-- BEGIN Data excerpts --

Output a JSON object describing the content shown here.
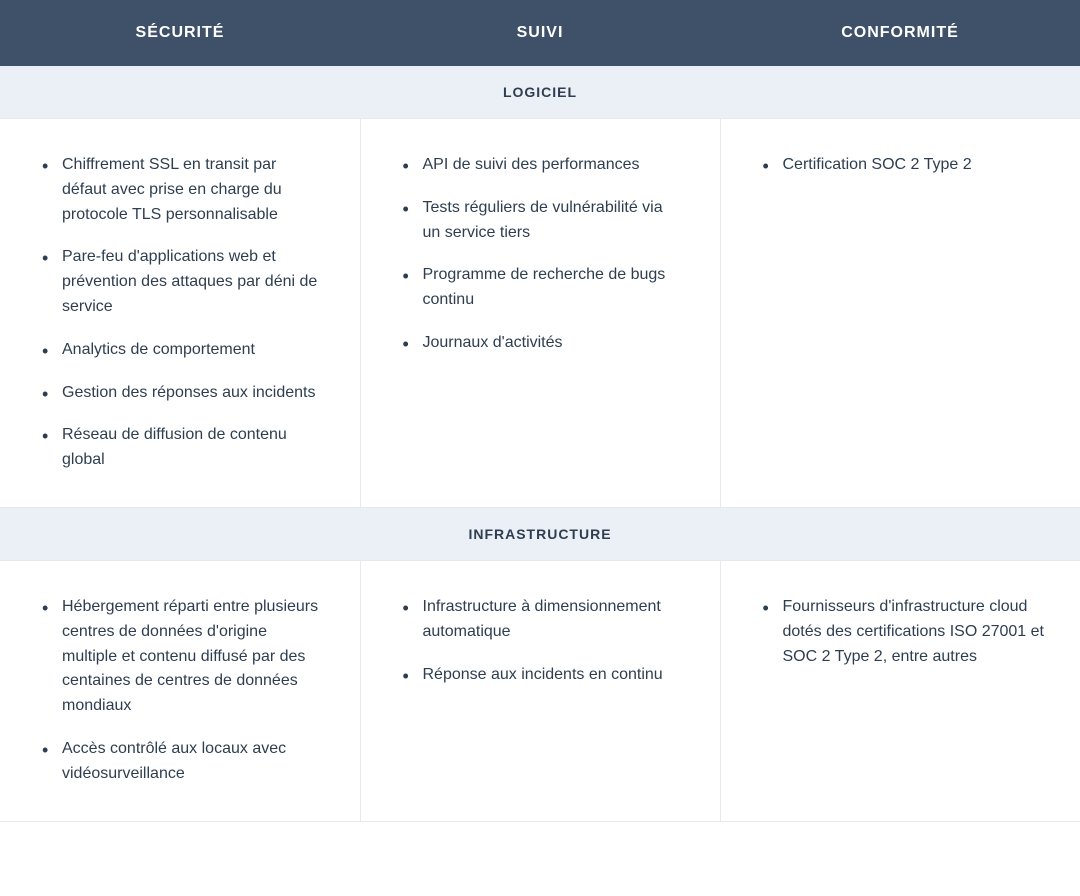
{
  "headers": {
    "col0": "SÉCURITÉ",
    "col1": "SUIVI",
    "col2": "CONFORMITÉ"
  },
  "sections": [
    {
      "title": "LOGICIEL",
      "cells": [
        [
          "Chiffrement SSL en transit par défaut avec prise en charge du protocole TLS personnalisable",
          "Pare-feu d'applications web et prévention des attaques par déni de service",
          "Analytics de comportement",
          "Gestion des réponses aux incidents",
          "Réseau de diffusion de contenu global"
        ],
        [
          "API de suivi des performances",
          "Tests réguliers de vulnérabilité via un service tiers",
          "Programme de recherche de bugs continu",
          "Journaux d'activités"
        ],
        [
          "Certification SOC 2 Type 2"
        ]
      ]
    },
    {
      "title": "INFRASTRUCTURE",
      "cells": [
        [
          "Hébergement réparti entre plusieurs centres de données d'origine multiple et contenu diffusé par des centaines de centres de données mondiaux",
          "Accès contrôlé aux locaux avec vidéosurveillance"
        ],
        [
          "Infrastructure à dimensionnement automatique",
          "Réponse aux incidents en continu"
        ],
        [
          "Fournisseurs d'infrastructure cloud dotés des certifications ISO 27001 et SOC 2 Type 2, entre autres"
        ]
      ]
    }
  ]
}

-- END Data excerpts --

**Directions for this task**
Write out the entries above word for word. Do not include the pictures.

**Answer in full**
Output a JSON object describing the content shown here.
{
  "headers": {
    "col0": "SÉCURITÉ",
    "col1": "SUIVI",
    "col2": "CONFORMITÉ"
  },
  "sections": [
    {
      "title": "LOGICIEL",
      "cells": [
        [
          "Chiffrement SSL en transit par défaut avec prise en charge du protocole TLS personnalisable",
          "Pare-feu d'applications web et prévention des attaques par déni de service",
          "Analytics de comportement",
          "Gestion des réponses aux incidents",
          "Réseau de diffusion de contenu global"
        ],
        [
          "API de suivi des performances",
          "Tests réguliers de vulnérabilité via un service tiers",
          "Programme de recherche de bugs continu",
          "Journaux d'activités"
        ],
        [
          "Certification SOC 2 Type 2"
        ]
      ]
    },
    {
      "title": "INFRASTRUCTURE",
      "cells": [
        [
          "Hébergement réparti entre plusieurs centres de données d'origine multiple et contenu diffusé par des centaines de centres de données mondiaux",
          "Accès contrôlé aux locaux avec vidéosurveillance"
        ],
        [
          "Infrastructure à dimensionnement automatique",
          "Réponse aux incidents en continu"
        ],
        [
          "Fournisseurs d'infrastructure cloud dotés des certifications ISO 27001 et SOC 2 Type 2, entre autres"
        ]
      ]
    }
  ]
}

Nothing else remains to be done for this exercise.